WHAT YOU WILL DO: Every line of the material is to be quoted verbatim, minus the pictures.

[Records from a data source]
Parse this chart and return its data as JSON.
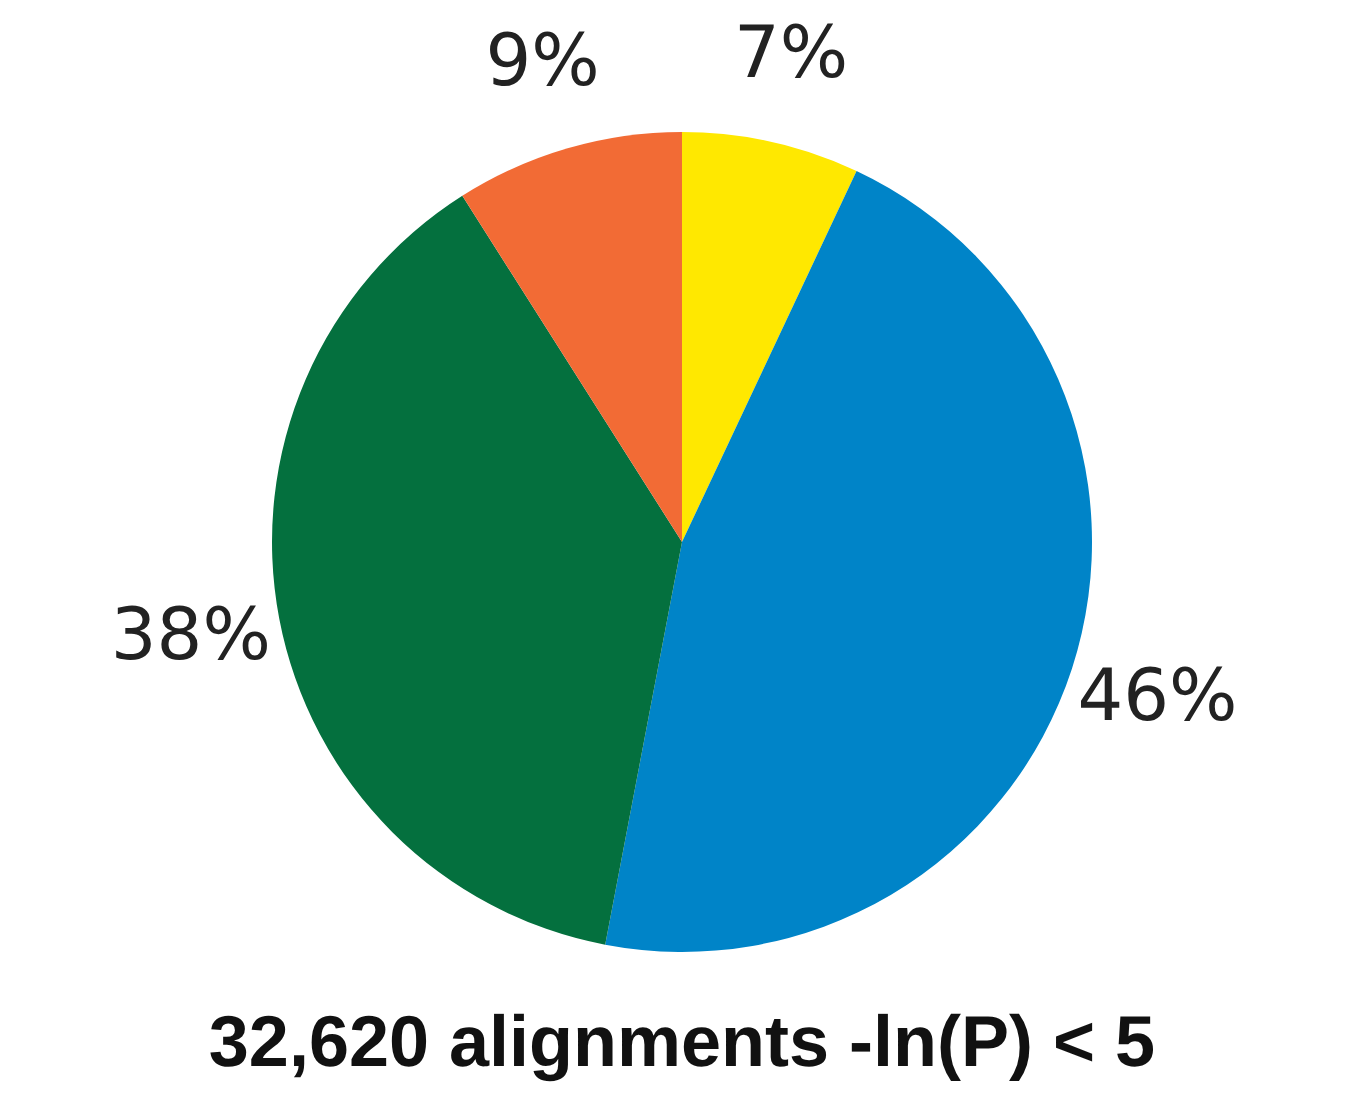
{
  "chart_data": {
    "type": "pie",
    "title": "32,620 alignments -ln(P) < 5",
    "categories": [
      null,
      null,
      null,
      null
    ],
    "values": [
      7,
      46,
      38,
      9
    ],
    "colors": [
      "#ffe800",
      "#0084c8",
      "#04703e",
      "#f26b35"
    ],
    "value_labels": [
      "7%",
      "46%",
      "38%",
      "9%"
    ]
  }
}
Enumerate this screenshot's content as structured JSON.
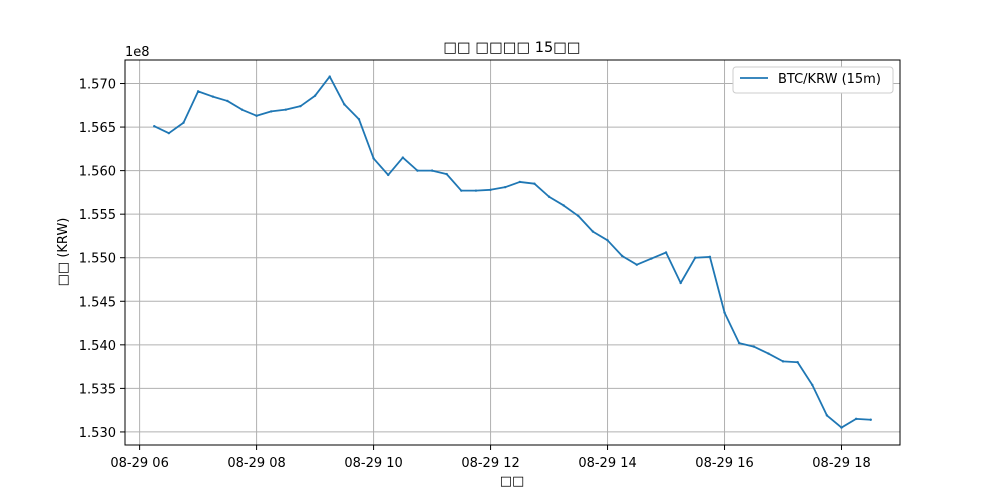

ANSWER TO THE PROBLEM:
Parse this chart and return its data as JSON.
{
  "chart_data": {
    "type": "pie",
    "title": "32,620 alignments -ln(P) < 5",
    "categories": [
      null,
      null,
      null,
      null
    ],
    "values": [
      7,
      46,
      38,
      9
    ],
    "colors": [
      "#ffe800",
      "#0084c8",
      "#04703e",
      "#f26b35"
    ],
    "value_labels": [
      "7%",
      "46%",
      "38%",
      "9%"
    ]
  }
}
Enumerate this screenshot's content as structured JSON.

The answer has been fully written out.